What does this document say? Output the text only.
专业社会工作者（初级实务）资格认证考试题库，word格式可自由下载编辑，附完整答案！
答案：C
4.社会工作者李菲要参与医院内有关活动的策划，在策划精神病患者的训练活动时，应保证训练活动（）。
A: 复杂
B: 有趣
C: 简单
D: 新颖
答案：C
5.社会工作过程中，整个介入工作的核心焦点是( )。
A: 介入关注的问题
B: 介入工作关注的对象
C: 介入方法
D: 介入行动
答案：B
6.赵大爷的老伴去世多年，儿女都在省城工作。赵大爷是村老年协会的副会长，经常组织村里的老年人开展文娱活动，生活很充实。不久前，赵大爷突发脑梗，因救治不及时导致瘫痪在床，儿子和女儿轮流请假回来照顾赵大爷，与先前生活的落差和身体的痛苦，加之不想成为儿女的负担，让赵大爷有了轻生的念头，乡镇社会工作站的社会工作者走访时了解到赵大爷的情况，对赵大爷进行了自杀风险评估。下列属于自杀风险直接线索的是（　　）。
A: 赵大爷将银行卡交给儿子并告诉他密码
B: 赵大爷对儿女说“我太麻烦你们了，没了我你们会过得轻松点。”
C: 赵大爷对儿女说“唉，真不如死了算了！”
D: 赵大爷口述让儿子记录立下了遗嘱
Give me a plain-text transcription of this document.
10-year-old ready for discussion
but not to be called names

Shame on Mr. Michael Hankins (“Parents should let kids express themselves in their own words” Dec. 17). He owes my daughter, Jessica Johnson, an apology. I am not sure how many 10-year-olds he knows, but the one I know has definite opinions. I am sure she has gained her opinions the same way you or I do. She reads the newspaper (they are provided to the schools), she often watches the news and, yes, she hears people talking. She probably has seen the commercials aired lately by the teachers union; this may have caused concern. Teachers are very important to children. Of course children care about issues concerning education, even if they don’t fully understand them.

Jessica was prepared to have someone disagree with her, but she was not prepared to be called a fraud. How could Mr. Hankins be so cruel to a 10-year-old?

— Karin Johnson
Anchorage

◆ Exercise prompt ◆
Every entry should be output exactly as written, please.

◆ Response to the exercise ◆
What does this document say? Output the text only.
专业社会工作者（初级实务）资格认证考试题库，word格式可自由下载编辑，附完整答案！
答案：C
4.社会工作者李菲要参与医院内有关活动的策划，在策划精神病患者的训练活动时，应保证训练活动（）。
A: 复杂
B: 有趣
C: 简单
D: 新颖
答案：C
5.社会工作过程中，整个介入工作的核心焦点是( )。
A: 介入关注的问题
B: 介入工作关注的对象
C: 介入方法
D: 介入行动
答案：B
6.赵大爷的老伴去世多年，儿女都在省城工作。赵大爷是村老年协会的副会长，经常组织村里的老年人开展文娱活动，生活很充实。不久前，赵大爷突发脑梗，因救治不及时导致瘫痪在床，儿子和女儿轮流请假回来照顾赵大爷，与先前生活的落差和身体的痛苦，加之不想成为儿女的负担，让赵大爷有了轻生的念头，乡镇社会工作站的社会工作者走访时了解到赵大爷的情况，对赵大爷进行了自杀风险评估。下列属于自杀风险直接线索的是（　　）。
A: 赵大爷将银行卡交给儿子并告诉他密码
B: 赵大爷对儿女说“我太麻烦你们了，没了我你们会过得轻松点。”
C: 赵大爷对儿女说“唉，真不如死了算了！”
D: 赵大爷口述让儿子记录立下了遗嘱
Give me a plain-text transcription of this document.
10-year-old ready for discussion
but not to be called names

Shame on Mr. Michael Hankins (“Parents should let kids express themselves in their own words” Dec. 17). He owes my daughter, Jessica Johnson, an apology. I am not sure how many 10-year-olds he knows, but the one I know has definite opinions. I am sure she has gained her opinions the same way you or I do. She reads the newspaper (they are provided to the schools), she often watches the news and, yes, she hears people talking. She probably has seen the commercials aired lately by the teachers union; this may have caused concern. Teachers are very important to children. Of course children care about issues concerning education, even if they don’t fully understand them.

Jessica was prepared to have someone disagree with her, but she was not prepared to be called a fraud. How could Mr. Hankins be so cruel to a 10-year-old?

— Karin Johnson
Anchorage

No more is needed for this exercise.